(begin)

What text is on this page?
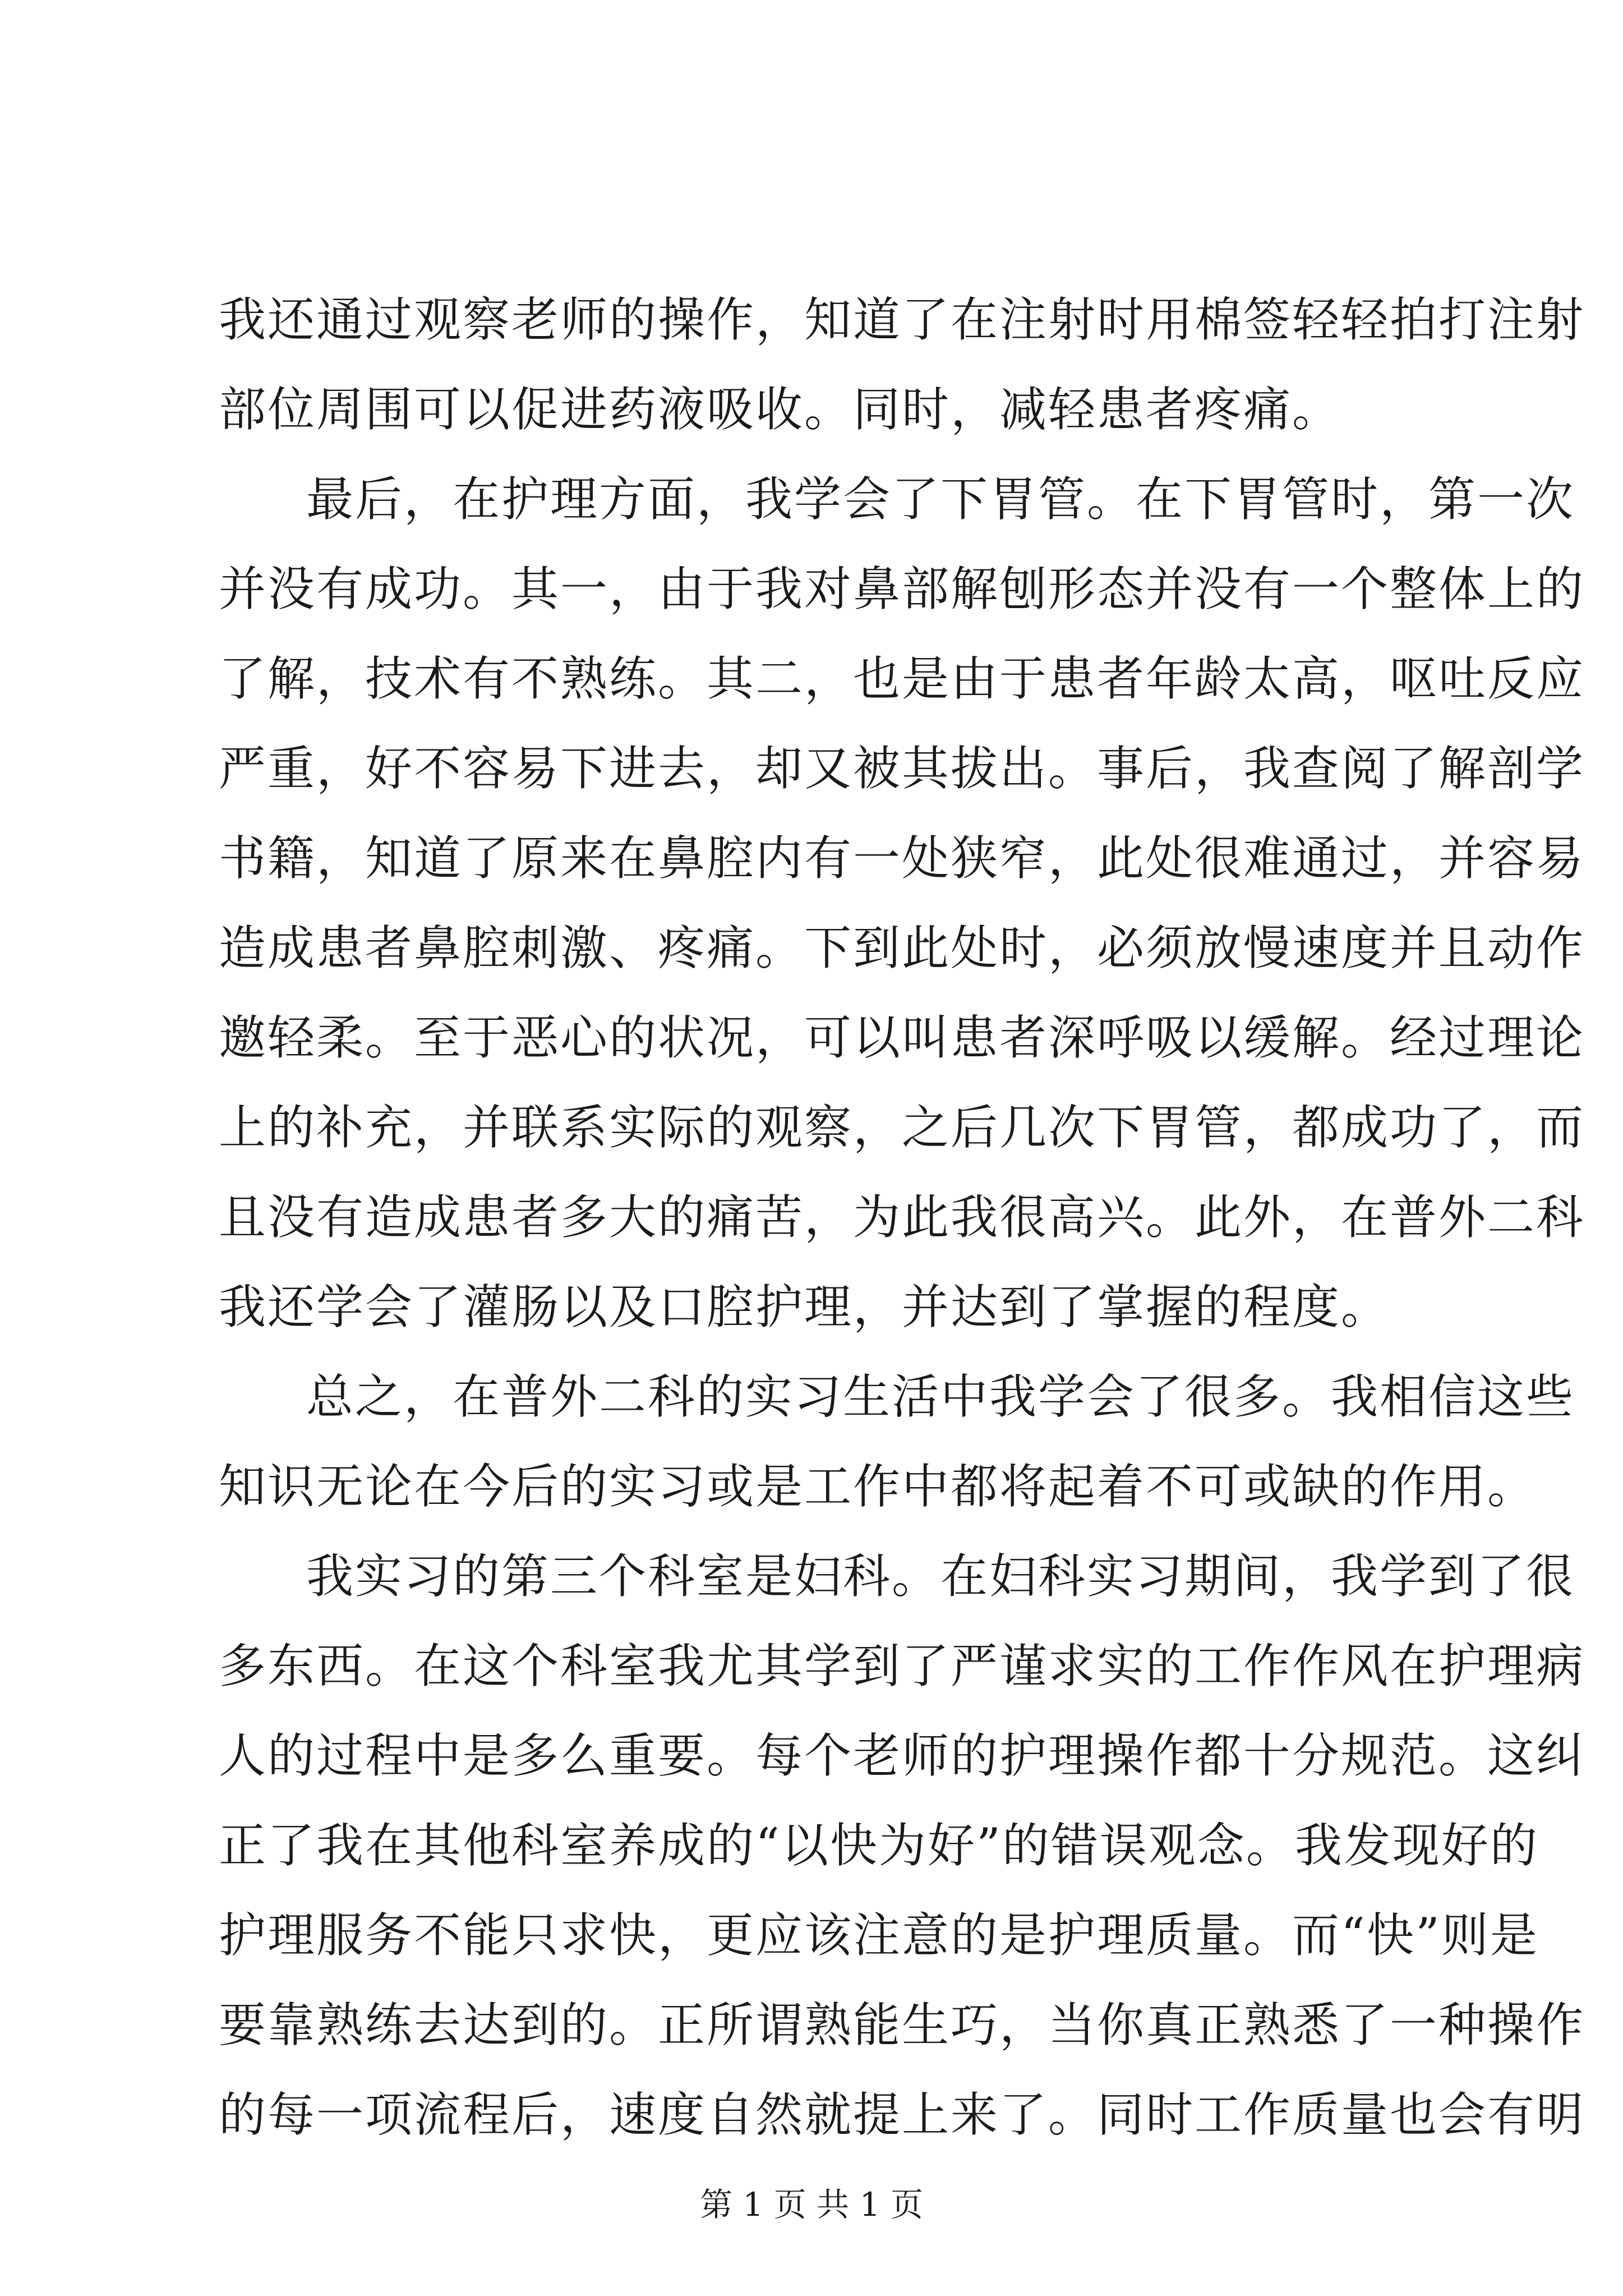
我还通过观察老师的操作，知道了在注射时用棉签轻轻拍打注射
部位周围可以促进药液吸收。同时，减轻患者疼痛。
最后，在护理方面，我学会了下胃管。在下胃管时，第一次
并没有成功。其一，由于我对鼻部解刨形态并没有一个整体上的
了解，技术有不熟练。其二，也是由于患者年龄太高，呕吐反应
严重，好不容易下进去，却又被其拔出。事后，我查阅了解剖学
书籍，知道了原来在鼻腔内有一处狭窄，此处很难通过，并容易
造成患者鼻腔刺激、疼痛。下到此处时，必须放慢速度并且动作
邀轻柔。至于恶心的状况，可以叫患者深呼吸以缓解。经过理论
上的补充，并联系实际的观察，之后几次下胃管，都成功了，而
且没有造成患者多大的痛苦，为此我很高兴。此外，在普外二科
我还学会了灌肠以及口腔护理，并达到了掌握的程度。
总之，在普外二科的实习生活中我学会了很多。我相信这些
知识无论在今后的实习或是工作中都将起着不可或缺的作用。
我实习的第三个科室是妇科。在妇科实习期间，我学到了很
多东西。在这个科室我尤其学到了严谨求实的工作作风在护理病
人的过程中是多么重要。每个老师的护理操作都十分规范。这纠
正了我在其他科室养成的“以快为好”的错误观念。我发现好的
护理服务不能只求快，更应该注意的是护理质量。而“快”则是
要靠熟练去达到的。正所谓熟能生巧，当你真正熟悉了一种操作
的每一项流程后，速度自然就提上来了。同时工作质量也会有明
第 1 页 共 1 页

(end)

→ Set problem
Repeat the material above verbatim. Leave the pictures behind.

→ Written solution
What text is on this page?
我还通过观察老师的操作，知道了在注射时用棉签轻轻拍打注射
部位周围可以促进药液吸收。同时，减轻患者疼痛。
最后，在护理方面，我学会了下胃管。在下胃管时，第一次
并没有成功。其一，由于我对鼻部解刨形态并没有一个整体上的
了解，技术有不熟练。其二，也是由于患者年龄太高，呕吐反应
严重，好不容易下进去，却又被其拔出。事后，我查阅了解剖学
书籍，知道了原来在鼻腔内有一处狭窄，此处很难通过，并容易
造成患者鼻腔刺激、疼痛。下到此处时，必须放慢速度并且动作
邀轻柔。至于恶心的状况，可以叫患者深呼吸以缓解。经过理论
上的补充，并联系实际的观察，之后几次下胃管，都成功了，而
且没有造成患者多大的痛苦，为此我很高兴。此外，在普外二科
我还学会了灌肠以及口腔护理，并达到了掌握的程度。
总之，在普外二科的实习生活中我学会了很多。我相信这些
知识无论在今后的实习或是工作中都将起着不可或缺的作用。
我实习的第三个科室是妇科。在妇科实习期间，我学到了很
多东西。在这个科室我尤其学到了严谨求实的工作作风在护理病
人的过程中是多么重要。每个老师的护理操作都十分规范。这纠
正了我在其他科室养成的“以快为好”的错误观念。我发现好的
护理服务不能只求快，更应该注意的是护理质量。而“快”则是
要靠熟练去达到的。正所谓熟能生巧，当你真正熟悉了一种操作
的每一项流程后，速度自然就提上来了。同时工作质量也会有明
第 1 页 共 1 页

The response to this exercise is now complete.